┌──

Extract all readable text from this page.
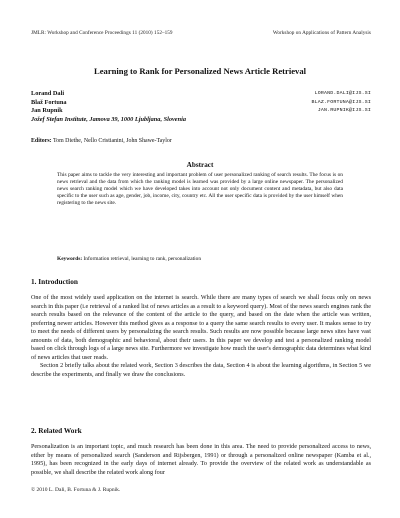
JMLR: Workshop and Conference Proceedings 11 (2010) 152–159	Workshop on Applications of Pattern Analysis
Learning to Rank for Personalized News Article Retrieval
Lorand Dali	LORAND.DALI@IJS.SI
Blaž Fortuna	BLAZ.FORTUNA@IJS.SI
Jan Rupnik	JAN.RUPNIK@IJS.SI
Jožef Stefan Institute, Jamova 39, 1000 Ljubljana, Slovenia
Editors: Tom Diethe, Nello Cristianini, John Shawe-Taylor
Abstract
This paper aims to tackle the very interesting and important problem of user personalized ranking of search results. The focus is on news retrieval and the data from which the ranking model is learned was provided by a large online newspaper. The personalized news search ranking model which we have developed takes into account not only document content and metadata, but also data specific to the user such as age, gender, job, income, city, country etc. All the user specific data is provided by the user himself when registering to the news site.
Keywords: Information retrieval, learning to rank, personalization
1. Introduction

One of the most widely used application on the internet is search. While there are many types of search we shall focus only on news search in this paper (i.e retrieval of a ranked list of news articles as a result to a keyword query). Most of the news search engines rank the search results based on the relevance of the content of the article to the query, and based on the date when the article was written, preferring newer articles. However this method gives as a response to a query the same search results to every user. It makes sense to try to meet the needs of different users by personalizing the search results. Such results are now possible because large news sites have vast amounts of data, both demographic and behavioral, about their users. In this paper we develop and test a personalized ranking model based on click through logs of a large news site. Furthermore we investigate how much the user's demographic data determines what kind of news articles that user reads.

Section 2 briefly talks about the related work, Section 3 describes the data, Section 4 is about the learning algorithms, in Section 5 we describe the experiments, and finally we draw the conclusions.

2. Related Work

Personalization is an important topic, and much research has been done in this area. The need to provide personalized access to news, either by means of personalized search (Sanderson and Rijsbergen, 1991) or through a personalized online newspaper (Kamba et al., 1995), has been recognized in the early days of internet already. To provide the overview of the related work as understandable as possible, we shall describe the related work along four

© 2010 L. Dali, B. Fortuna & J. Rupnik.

└──

# Task instructions:
From the material above, count the lines that include "user" and give only the total.

# Response:
2